WHAT YOU NEED TO DO: Gather each line of the entries below that includes "library".

INFORMATION SUPPLIED:
[START]

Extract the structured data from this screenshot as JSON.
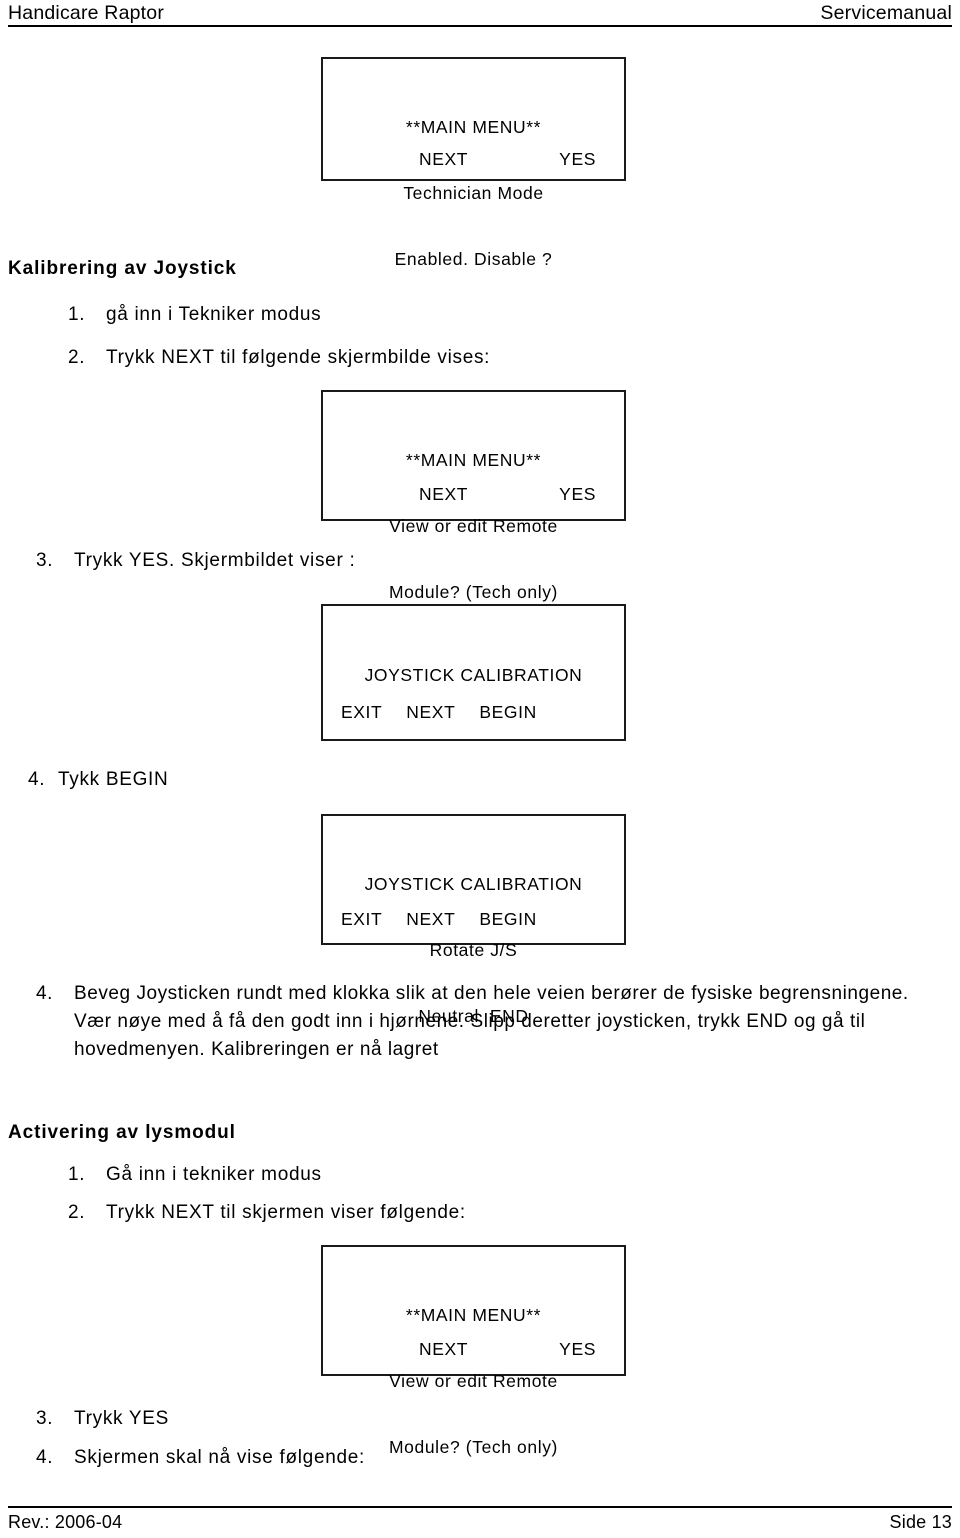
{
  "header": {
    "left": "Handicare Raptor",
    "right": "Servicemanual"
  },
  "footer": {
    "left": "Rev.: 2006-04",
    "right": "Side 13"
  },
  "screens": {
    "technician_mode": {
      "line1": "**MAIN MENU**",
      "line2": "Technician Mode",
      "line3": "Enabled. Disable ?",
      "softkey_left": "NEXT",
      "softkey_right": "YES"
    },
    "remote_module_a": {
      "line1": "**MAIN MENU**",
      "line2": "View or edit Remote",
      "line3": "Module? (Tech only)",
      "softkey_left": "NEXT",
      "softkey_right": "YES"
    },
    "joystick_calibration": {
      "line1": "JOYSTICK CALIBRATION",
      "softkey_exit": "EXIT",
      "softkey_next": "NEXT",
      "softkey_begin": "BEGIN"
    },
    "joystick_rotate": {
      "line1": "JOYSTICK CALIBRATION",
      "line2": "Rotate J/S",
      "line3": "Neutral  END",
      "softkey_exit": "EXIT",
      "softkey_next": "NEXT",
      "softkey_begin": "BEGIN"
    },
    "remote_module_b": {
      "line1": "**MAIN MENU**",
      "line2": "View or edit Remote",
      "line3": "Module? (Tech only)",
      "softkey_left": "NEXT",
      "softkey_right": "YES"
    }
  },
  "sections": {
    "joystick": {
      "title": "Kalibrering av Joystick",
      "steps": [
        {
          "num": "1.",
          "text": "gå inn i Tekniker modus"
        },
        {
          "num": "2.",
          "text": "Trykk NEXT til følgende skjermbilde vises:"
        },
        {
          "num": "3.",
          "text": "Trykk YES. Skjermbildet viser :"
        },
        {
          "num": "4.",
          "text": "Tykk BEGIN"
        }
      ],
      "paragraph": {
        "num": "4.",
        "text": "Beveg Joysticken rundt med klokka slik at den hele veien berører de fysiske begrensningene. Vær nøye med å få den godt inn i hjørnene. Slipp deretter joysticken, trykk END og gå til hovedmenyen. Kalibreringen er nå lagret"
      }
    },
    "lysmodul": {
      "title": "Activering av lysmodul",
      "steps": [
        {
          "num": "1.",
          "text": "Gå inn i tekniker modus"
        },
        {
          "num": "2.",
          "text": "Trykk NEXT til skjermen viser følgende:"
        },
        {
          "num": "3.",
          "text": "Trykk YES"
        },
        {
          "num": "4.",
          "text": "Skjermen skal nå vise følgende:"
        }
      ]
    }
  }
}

[END]
[START]

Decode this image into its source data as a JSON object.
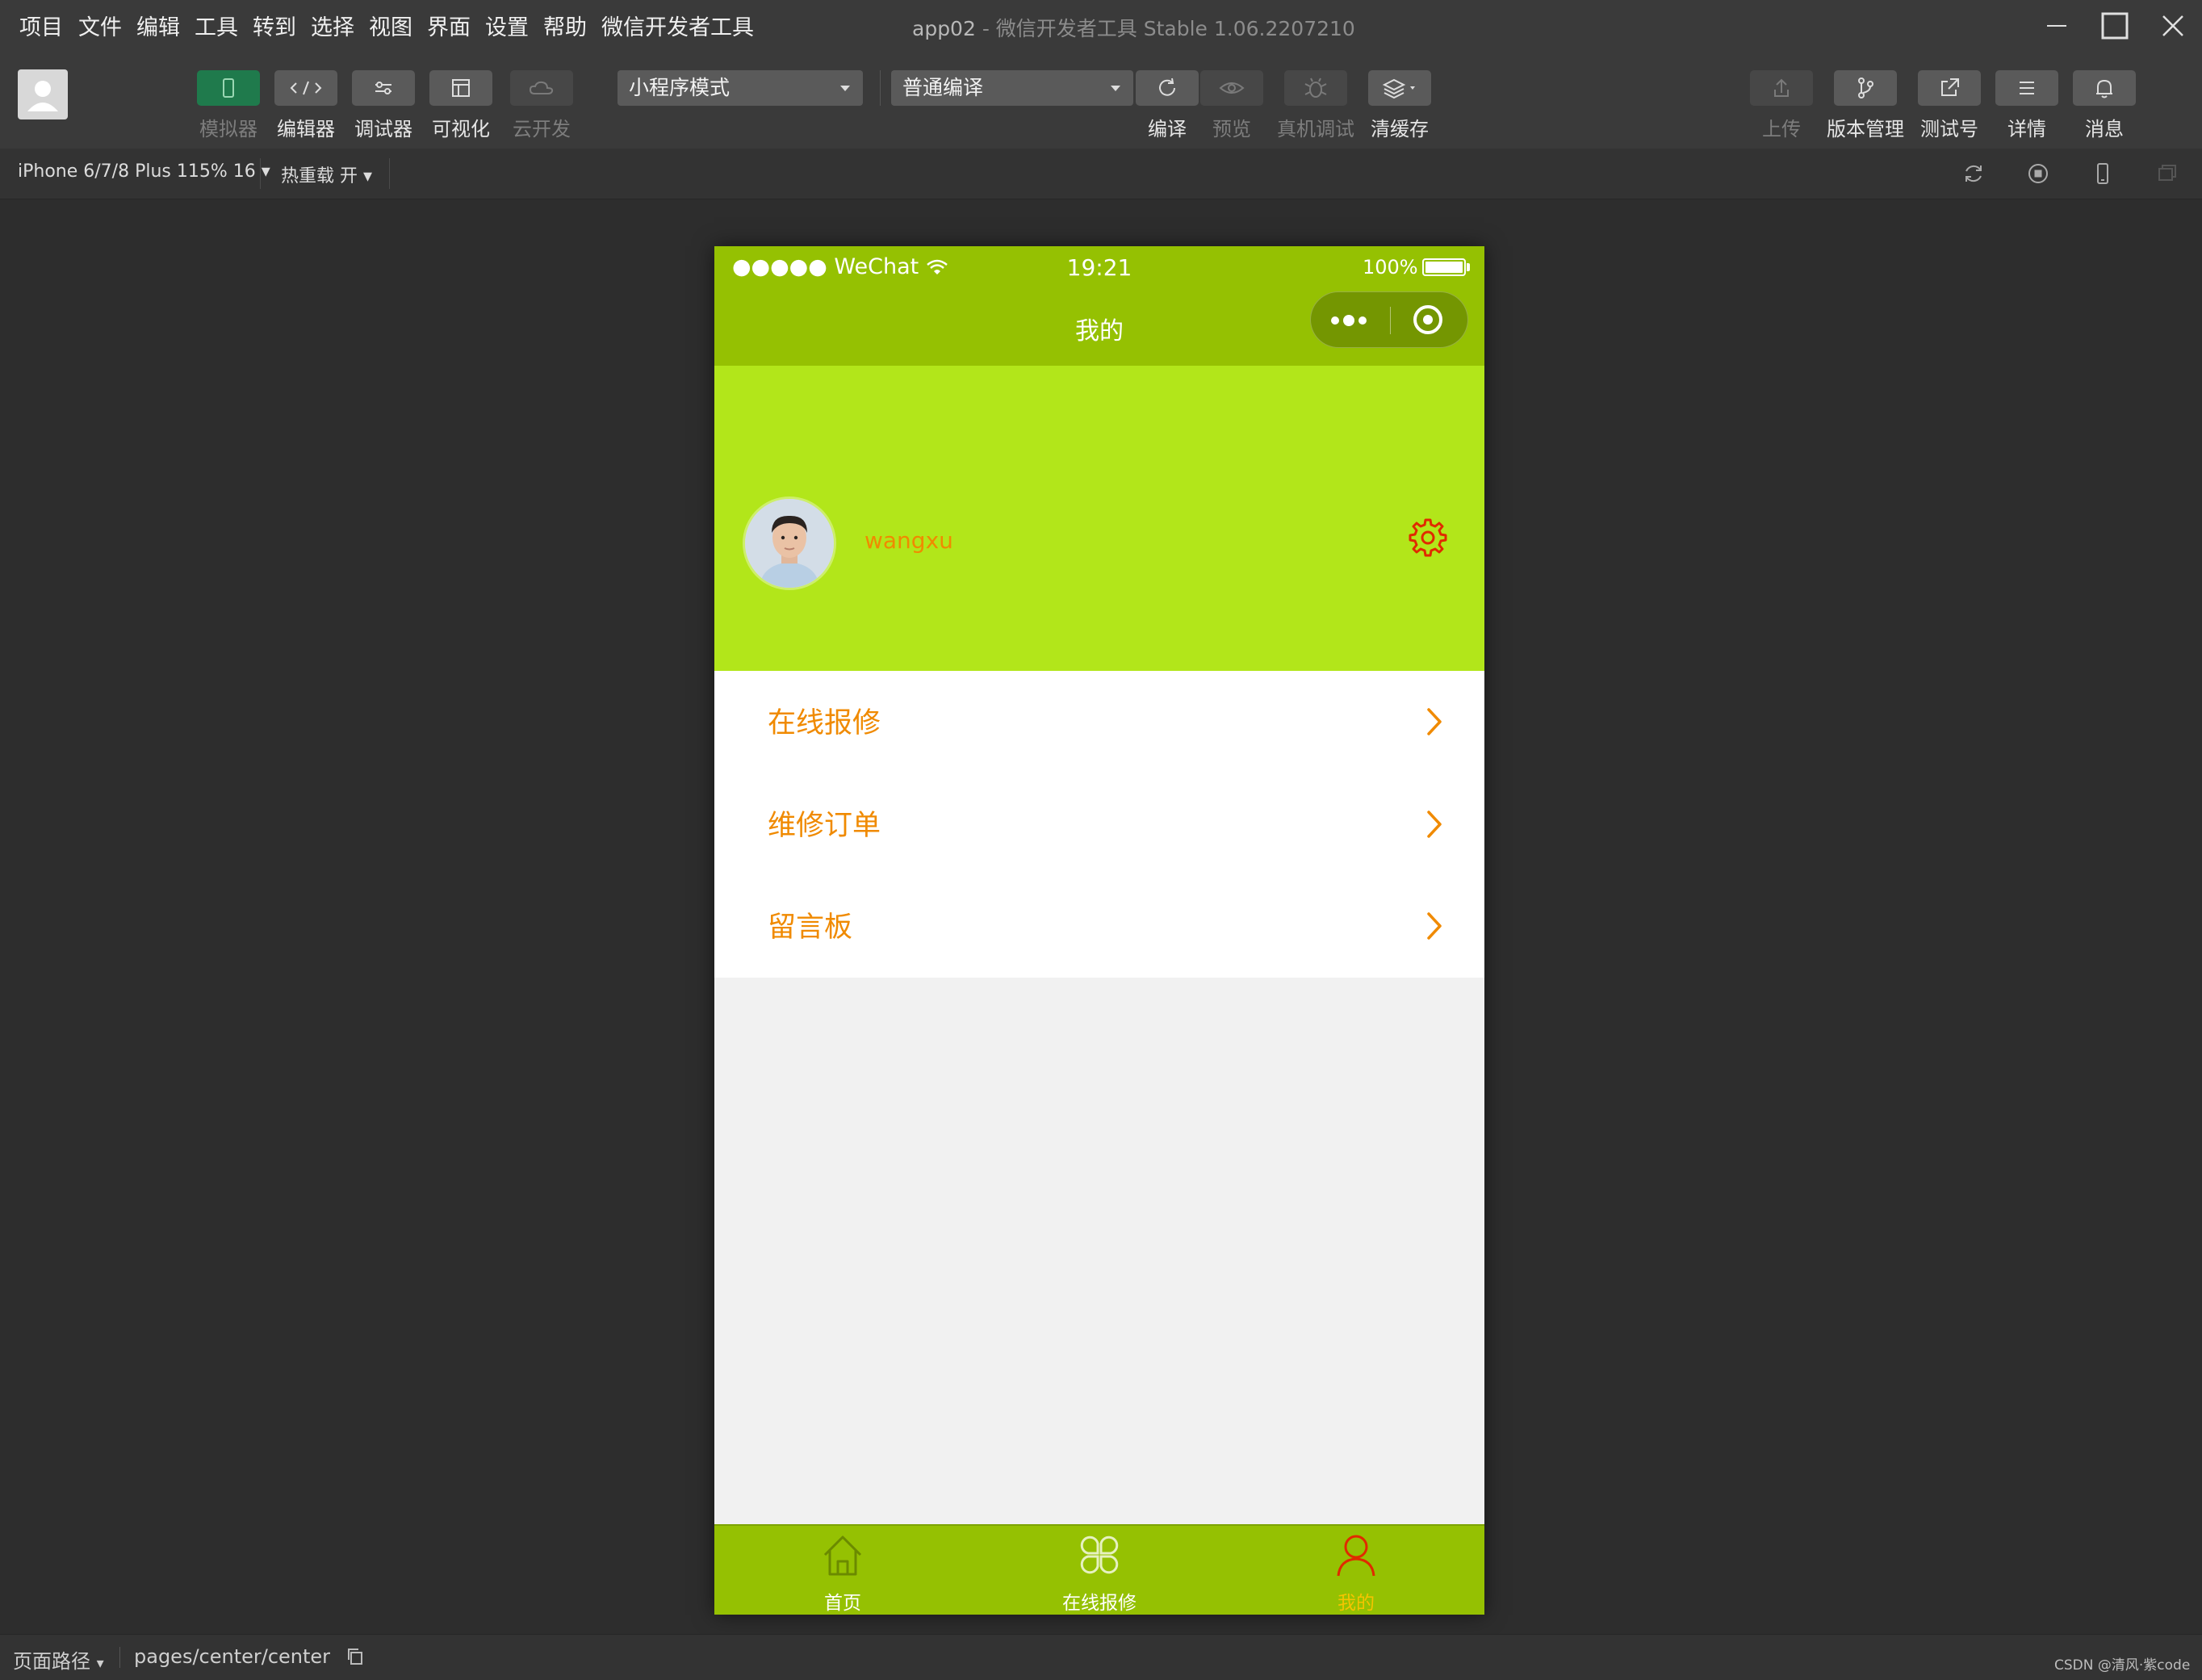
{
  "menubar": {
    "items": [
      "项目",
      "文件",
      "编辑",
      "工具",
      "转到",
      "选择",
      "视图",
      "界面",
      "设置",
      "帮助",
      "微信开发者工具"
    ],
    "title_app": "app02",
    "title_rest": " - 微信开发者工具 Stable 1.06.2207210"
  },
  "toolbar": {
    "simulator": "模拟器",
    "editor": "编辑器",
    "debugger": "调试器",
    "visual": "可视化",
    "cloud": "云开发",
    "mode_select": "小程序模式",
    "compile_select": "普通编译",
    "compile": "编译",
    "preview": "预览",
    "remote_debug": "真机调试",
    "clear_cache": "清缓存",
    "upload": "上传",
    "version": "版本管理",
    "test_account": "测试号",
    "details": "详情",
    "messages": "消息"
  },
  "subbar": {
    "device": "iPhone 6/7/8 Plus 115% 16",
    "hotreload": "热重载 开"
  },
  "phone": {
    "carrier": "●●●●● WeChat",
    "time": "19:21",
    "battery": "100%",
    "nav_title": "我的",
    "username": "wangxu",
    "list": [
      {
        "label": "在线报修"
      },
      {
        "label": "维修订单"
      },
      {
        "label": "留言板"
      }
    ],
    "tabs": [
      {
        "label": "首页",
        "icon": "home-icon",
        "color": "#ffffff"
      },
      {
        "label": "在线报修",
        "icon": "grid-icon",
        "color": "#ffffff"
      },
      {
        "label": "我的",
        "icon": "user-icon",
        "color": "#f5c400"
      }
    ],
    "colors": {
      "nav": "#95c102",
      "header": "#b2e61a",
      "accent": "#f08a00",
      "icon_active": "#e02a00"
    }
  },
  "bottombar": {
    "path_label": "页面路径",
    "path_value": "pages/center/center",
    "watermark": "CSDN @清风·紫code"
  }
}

[END]
[START]

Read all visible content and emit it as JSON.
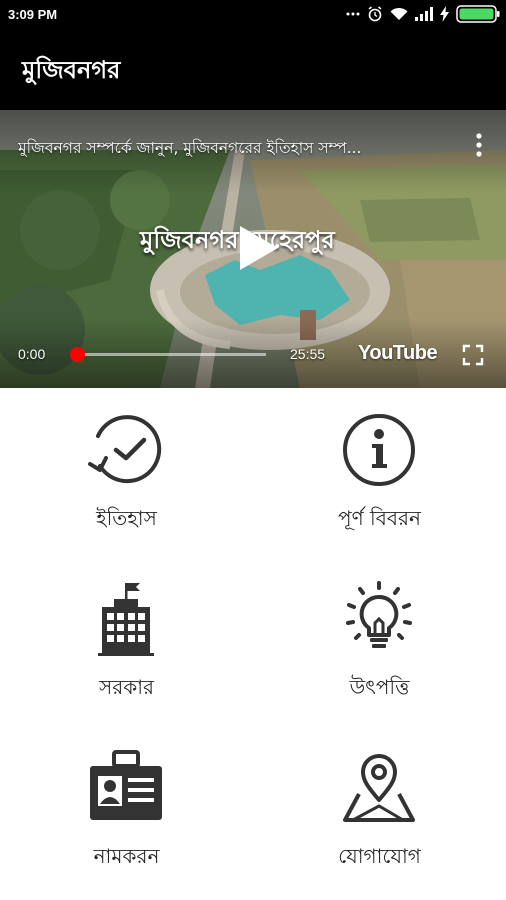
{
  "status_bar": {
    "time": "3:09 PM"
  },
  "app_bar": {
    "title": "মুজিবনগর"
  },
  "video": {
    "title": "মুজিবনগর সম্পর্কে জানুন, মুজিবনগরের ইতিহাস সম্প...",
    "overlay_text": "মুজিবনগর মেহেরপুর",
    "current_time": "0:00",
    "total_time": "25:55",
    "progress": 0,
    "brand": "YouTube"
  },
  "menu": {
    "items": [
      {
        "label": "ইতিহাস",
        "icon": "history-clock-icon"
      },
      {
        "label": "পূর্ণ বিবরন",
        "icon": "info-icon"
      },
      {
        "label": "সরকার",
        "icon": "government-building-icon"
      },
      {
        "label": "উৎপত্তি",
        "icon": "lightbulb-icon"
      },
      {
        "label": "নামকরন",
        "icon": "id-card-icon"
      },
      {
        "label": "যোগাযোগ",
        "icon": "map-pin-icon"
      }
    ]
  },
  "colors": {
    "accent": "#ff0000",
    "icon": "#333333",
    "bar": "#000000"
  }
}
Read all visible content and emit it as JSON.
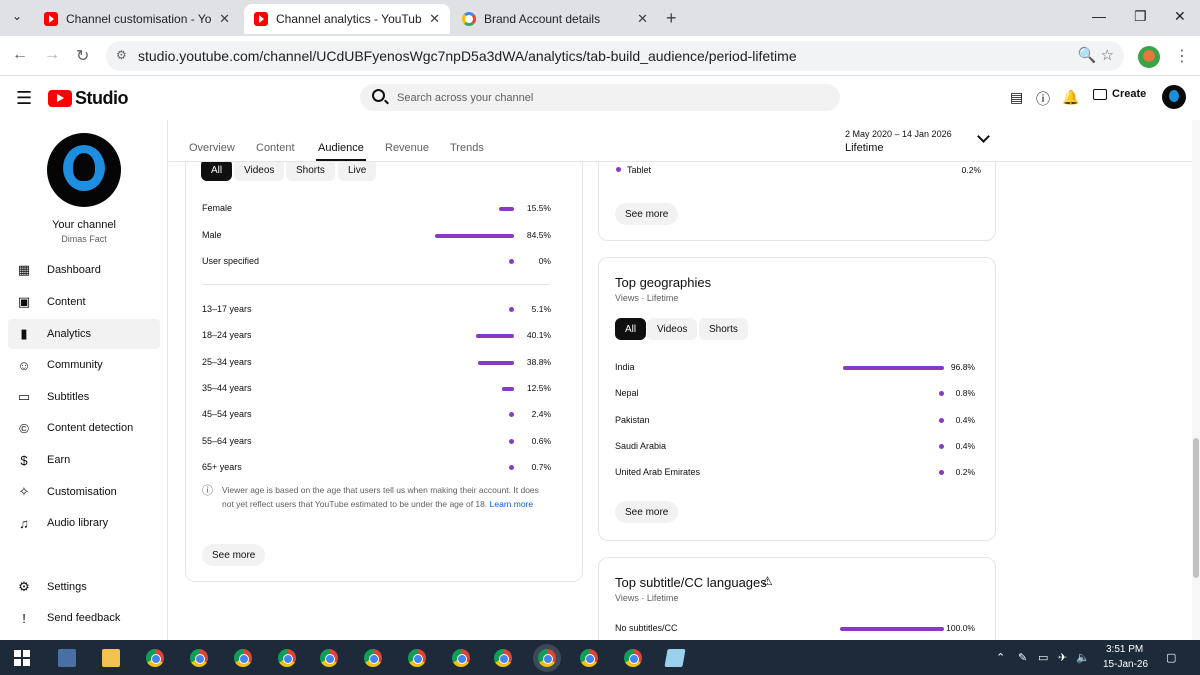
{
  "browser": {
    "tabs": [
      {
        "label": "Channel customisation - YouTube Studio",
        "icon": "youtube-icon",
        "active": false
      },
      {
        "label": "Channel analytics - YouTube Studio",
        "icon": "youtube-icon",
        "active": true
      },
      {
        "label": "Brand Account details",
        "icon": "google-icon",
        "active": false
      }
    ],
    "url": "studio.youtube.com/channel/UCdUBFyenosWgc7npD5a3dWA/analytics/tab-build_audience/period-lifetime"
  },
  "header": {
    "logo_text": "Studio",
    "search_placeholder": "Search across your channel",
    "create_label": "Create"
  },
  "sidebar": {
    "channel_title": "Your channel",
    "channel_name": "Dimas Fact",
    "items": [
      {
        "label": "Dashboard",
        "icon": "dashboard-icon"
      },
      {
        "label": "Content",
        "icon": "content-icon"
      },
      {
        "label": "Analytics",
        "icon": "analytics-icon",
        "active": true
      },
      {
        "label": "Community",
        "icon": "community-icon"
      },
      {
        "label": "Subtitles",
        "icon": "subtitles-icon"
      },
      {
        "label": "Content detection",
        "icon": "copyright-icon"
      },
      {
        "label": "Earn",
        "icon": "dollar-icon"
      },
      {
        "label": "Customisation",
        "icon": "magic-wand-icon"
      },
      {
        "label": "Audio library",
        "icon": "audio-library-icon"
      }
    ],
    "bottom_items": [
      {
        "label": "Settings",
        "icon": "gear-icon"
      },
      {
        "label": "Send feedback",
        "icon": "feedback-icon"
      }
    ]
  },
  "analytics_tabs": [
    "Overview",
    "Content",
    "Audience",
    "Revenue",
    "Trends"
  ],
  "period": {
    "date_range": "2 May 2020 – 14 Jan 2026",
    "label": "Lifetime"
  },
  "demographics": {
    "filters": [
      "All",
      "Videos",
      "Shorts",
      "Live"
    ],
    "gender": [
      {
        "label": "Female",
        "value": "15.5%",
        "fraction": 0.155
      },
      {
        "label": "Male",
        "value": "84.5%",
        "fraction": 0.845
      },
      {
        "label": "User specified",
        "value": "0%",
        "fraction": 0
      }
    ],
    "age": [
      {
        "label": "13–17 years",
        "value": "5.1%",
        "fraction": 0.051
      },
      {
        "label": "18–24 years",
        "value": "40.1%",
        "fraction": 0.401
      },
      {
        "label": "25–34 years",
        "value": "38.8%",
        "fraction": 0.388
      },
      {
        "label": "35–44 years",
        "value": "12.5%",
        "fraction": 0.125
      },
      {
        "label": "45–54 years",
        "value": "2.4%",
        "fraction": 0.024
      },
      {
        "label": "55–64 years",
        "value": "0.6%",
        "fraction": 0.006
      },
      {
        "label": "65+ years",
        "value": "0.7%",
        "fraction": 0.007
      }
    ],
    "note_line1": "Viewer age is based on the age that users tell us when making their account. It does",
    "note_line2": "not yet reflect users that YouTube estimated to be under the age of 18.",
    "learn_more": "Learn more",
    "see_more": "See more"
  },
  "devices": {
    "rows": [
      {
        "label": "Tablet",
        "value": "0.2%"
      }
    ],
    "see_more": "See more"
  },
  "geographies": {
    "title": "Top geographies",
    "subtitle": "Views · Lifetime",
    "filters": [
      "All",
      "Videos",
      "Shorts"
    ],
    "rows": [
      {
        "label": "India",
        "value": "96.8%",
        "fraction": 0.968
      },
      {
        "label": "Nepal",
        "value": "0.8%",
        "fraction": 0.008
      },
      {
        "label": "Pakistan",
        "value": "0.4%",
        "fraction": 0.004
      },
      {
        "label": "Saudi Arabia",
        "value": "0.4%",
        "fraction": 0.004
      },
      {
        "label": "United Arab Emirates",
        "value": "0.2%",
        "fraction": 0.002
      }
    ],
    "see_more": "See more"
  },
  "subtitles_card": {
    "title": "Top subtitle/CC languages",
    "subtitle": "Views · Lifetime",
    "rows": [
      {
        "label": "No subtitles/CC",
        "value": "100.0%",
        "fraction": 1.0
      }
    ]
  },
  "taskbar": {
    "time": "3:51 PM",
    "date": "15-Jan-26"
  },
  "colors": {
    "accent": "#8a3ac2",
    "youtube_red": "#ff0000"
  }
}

[END]

FULL ANSWER:
        "label": "Audio library",
        "icon": "audio-library-icon"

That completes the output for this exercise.